- _YOUR GOAL_: In the data below, find each line containing the string "moins" and return it.
━━ SOURCE RECORDS ━━
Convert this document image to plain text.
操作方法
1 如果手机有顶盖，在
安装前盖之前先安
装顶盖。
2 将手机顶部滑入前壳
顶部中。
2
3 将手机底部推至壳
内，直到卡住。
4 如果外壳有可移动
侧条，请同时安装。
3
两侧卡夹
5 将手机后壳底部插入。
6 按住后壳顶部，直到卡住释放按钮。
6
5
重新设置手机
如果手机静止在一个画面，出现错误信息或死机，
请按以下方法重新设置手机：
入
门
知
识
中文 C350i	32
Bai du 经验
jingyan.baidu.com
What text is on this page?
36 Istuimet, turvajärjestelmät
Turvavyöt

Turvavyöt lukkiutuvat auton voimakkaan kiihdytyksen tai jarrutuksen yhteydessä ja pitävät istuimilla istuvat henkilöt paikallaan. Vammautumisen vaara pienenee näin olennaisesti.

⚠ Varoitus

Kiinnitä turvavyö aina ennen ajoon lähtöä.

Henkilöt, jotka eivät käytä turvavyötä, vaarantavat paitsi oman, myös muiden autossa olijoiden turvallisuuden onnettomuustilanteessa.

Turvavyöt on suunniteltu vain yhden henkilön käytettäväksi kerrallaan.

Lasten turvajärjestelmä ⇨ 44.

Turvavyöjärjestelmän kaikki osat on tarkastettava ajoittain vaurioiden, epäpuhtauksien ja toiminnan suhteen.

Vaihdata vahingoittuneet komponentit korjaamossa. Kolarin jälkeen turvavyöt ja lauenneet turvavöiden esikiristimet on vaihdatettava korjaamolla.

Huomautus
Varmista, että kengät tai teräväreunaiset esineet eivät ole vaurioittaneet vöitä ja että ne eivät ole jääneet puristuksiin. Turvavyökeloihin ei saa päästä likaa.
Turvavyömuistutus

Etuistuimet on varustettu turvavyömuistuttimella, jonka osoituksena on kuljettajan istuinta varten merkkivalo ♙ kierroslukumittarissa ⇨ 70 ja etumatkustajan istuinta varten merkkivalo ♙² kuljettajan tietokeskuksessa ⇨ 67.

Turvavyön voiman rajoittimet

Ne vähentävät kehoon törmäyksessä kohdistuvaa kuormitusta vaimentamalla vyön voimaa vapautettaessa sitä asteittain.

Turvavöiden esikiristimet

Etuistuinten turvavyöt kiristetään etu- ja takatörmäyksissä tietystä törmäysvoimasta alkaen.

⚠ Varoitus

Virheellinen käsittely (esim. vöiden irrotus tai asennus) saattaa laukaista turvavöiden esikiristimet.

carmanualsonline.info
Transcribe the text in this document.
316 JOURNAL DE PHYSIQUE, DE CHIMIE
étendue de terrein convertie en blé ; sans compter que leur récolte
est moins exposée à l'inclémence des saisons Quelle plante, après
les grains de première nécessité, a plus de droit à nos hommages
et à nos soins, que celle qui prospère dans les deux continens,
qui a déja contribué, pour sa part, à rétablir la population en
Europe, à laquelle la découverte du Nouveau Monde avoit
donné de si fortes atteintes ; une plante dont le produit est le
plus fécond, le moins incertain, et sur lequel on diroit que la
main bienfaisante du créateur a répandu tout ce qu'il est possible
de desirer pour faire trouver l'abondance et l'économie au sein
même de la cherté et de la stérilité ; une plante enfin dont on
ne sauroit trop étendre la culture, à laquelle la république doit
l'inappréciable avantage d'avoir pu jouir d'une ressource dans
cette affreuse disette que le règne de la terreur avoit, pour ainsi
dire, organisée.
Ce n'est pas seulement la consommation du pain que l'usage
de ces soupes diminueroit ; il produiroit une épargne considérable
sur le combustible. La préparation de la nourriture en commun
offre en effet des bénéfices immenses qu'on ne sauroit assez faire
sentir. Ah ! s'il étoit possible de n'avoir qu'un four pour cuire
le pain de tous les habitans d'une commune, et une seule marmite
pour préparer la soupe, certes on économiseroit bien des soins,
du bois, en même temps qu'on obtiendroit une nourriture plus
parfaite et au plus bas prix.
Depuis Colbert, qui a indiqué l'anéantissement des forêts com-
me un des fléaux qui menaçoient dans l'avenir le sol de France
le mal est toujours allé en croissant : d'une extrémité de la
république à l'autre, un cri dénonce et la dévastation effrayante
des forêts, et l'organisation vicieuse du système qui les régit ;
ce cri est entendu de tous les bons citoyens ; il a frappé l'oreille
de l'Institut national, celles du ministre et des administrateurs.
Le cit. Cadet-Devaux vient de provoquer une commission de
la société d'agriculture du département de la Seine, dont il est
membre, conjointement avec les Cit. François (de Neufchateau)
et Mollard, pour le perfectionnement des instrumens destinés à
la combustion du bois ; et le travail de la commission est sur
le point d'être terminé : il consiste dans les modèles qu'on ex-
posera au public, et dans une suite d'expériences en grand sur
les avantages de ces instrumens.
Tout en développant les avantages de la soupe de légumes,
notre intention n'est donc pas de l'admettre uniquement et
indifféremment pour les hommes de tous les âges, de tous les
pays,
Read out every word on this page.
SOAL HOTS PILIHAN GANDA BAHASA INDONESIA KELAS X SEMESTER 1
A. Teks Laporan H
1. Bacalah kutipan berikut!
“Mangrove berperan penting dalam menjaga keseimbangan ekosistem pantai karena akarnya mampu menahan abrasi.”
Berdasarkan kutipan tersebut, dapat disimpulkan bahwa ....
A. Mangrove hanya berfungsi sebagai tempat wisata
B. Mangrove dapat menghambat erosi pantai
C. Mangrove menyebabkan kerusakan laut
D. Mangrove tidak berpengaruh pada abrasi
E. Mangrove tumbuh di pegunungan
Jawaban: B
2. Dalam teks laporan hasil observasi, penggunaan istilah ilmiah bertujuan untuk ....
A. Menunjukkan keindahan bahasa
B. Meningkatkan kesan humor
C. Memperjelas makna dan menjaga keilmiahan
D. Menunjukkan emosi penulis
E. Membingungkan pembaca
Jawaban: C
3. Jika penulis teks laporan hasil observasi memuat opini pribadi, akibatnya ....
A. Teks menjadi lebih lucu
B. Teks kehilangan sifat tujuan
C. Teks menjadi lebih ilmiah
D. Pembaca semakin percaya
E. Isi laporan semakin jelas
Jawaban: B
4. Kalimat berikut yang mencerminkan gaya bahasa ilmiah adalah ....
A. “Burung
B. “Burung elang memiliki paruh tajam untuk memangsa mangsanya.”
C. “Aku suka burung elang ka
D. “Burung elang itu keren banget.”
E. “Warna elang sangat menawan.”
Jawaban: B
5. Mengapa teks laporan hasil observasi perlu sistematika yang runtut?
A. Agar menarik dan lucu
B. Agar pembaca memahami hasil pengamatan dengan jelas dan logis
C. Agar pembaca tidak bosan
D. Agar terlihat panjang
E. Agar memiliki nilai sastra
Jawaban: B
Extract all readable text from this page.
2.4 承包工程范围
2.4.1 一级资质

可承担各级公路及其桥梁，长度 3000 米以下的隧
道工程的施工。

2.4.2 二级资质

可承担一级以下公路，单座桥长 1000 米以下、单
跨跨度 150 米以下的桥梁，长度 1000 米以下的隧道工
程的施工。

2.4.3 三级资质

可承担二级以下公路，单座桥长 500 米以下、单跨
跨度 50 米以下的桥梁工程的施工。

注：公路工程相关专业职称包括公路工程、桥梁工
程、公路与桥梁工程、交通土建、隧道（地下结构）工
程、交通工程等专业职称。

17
━━━
- _EXPECTED ANSWER_:
est moins exposée à l'inclémence des saisons Quelle plante, après
plus fécond, le moins incertain, et sur lequel on diroit que la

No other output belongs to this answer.